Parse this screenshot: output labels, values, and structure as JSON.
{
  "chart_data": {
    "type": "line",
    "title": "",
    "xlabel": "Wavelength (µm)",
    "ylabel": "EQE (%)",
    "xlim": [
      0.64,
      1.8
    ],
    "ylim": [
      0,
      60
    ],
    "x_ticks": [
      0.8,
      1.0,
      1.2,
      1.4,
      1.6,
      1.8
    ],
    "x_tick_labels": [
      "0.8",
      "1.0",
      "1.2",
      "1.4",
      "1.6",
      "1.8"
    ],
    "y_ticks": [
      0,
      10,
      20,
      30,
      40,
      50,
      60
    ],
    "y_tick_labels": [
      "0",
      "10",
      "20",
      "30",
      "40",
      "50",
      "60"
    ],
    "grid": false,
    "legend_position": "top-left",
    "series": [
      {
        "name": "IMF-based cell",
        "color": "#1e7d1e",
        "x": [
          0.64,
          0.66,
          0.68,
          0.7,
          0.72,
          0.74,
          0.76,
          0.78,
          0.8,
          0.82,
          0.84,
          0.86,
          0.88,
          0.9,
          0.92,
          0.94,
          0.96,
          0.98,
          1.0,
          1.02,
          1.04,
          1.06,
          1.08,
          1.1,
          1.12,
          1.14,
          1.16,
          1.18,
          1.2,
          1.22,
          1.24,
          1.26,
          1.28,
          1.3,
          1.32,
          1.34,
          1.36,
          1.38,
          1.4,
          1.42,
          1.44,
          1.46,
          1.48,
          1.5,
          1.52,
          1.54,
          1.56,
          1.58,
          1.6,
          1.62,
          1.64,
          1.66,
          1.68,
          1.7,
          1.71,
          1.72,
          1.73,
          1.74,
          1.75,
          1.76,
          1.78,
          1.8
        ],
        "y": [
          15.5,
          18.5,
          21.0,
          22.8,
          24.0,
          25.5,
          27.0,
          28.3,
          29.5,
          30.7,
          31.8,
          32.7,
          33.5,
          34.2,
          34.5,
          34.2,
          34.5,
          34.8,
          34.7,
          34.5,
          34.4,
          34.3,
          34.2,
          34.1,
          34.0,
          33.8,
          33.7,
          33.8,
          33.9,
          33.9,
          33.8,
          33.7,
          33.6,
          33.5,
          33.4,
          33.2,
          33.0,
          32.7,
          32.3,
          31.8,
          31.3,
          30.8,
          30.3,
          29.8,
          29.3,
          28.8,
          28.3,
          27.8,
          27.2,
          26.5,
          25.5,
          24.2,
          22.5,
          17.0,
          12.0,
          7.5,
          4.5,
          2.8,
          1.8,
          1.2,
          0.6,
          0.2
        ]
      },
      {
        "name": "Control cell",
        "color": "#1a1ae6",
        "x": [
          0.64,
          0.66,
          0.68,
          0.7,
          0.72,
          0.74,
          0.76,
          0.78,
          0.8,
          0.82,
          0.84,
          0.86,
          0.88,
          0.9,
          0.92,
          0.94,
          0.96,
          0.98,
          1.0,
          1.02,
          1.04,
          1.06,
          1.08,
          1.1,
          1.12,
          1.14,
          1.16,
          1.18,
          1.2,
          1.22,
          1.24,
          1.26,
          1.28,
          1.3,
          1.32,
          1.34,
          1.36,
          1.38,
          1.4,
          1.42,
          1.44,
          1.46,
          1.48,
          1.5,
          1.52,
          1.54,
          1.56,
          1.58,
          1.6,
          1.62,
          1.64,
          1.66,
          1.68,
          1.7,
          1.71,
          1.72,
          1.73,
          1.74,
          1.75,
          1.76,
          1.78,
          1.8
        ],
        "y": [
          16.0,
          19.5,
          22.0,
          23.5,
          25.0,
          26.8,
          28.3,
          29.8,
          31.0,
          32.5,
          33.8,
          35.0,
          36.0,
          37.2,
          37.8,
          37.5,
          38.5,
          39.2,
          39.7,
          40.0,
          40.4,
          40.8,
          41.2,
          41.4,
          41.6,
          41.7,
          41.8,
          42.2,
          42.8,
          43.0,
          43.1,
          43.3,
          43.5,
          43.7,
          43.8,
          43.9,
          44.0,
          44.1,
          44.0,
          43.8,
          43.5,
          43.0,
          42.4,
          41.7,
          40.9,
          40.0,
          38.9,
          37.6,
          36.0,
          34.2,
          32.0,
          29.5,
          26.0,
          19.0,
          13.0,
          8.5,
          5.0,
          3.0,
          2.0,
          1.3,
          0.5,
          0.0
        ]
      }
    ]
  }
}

■ ■ ■

▶ _AIM OF THE TASK_
Report the number of lines containing the string "name" and add nothing to it.

▶ _TASK RESULT_
2